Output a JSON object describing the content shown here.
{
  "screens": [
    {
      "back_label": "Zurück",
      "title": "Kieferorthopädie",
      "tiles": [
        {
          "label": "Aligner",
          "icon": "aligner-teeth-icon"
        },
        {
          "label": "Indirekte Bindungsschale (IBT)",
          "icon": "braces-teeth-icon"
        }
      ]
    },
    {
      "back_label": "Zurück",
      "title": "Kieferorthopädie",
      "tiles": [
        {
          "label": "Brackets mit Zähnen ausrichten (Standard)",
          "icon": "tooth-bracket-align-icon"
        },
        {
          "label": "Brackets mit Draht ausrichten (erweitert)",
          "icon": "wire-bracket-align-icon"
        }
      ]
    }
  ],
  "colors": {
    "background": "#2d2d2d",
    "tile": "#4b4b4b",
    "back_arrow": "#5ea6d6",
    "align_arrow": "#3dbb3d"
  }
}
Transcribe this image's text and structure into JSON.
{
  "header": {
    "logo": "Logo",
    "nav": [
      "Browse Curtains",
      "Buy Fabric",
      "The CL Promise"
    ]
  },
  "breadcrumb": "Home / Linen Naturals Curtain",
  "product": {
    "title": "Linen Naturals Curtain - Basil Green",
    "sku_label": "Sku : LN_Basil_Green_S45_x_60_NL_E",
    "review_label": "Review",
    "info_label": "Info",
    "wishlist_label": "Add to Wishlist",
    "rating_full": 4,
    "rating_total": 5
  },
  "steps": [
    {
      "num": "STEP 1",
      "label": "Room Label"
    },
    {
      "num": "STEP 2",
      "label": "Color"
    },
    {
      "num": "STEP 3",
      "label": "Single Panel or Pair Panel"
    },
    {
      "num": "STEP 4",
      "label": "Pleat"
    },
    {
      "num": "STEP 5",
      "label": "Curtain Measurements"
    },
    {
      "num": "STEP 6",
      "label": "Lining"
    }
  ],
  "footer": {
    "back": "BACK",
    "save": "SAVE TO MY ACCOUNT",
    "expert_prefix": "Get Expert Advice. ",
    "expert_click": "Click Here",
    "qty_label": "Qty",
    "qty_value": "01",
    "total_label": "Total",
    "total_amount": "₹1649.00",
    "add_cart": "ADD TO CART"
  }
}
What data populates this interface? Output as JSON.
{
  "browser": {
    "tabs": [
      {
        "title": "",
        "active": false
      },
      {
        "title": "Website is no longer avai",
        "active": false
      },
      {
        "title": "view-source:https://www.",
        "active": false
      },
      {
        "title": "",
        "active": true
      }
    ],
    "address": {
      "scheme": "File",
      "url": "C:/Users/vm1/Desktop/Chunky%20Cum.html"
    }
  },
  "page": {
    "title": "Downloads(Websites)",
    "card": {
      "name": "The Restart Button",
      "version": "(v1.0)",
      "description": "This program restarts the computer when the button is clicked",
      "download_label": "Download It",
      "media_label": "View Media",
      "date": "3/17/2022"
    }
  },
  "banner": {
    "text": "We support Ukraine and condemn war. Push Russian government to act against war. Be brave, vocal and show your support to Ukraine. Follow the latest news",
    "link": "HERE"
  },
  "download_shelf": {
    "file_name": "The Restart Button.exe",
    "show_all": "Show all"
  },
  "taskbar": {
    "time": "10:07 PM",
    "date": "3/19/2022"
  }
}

CHALLENGE — Reproduce the full listing exactly.

REPLY TO THE EXERCISE —
Output a JSON object describing the content shown here.
{
  "screens": [
    {
      "back_label": "Zurück",
      "title": "Kieferorthopädie",
      "tiles": [
        {
          "label": "Aligner",
          "icon": "aligner-teeth-icon"
        },
        {
          "label": "Indirekte Bindungsschale (IBT)",
          "icon": "braces-teeth-icon"
        }
      ]
    },
    {
      "back_label": "Zurück",
      "title": "Kieferorthopädie",
      "tiles": [
        {
          "label": "Brackets mit Zähnen ausrichten (Standard)",
          "icon": "tooth-bracket-align-icon"
        },
        {
          "label": "Brackets mit Draht ausrichten (erweitert)",
          "icon": "wire-bracket-align-icon"
        }
      ]
    }
  ],
  "colors": {
    "background": "#2d2d2d",
    "tile": "#4b4b4b",
    "back_arrow": "#5ea6d6",
    "align_arrow": "#3dbb3d"
  }
}
Transcribe this image's text and structure into JSON.
{
  "header": {
    "logo": "Logo",
    "nav": [
      "Browse Curtains",
      "Buy Fabric",
      "The CL Promise"
    ]
  },
  "breadcrumb": "Home / Linen Naturals Curtain",
  "product": {
    "title": "Linen Naturals Curtain - Basil Green",
    "sku_label": "Sku : LN_Basil_Green_S45_x_60_NL_E",
    "review_label": "Review",
    "info_label": "Info",
    "wishlist_label": "Add to Wishlist",
    "rating_full": 4,
    "rating_total": 5
  },
  "steps": [
    {
      "num": "STEP 1",
      "label": "Room Label"
    },
    {
      "num": "STEP 2",
      "label": "Color"
    },
    {
      "num": "STEP 3",
      "label": "Single Panel or Pair Panel"
    },
    {
      "num": "STEP 4",
      "label": "Pleat"
    },
    {
      "num": "STEP 5",
      "label": "Curtain Measurements"
    },
    {
      "num": "STEP 6",
      "label": "Lining"
    }
  ],
  "footer": {
    "back": "BACK",
    "save": "SAVE TO MY ACCOUNT",
    "expert_prefix": "Get Expert Advice. ",
    "expert_click": "Click Here",
    "qty_label": "Qty",
    "qty_value": "01",
    "total_label": "Total",
    "total_amount": "₹1649.00",
    "add_cart": "ADD TO CART"
  }
}
What data populates this interface? Output as JSON.
{
  "browser": {
    "tabs": [
      {
        "title": "",
        "active": false
      },
      {
        "title": "Website is no longer avai",
        "active": false
      },
      {
        "title": "view-source:https://www.",
        "active": false
      },
      {
        "title": "",
        "active": true
      }
    ],
    "address": {
      "scheme": "File",
      "url": "C:/Users/vm1/Desktop/Chunky%20Cum.html"
    }
  },
  "page": {
    "title": "Downloads(Websites)",
    "card": {
      "name": "The Restart Button",
      "version": "(v1.0)",
      "description": "This program restarts the computer when the button is clicked",
      "download_label": "Download It",
      "media_label": "View Media",
      "date": "3/17/2022"
    }
  },
  "banner": {
    "text": "We support Ukraine and condemn war. Push Russian government to act against war. Be brave, vocal and show your support to Ukraine. Follow the latest news",
    "link": "HERE"
  },
  "download_shelf": {
    "file_name": "The Restart Button.exe",
    "show_all": "Show all"
  },
  "taskbar": {
    "time": "10:07 PM",
    "date": "3/19/2022"
  }
}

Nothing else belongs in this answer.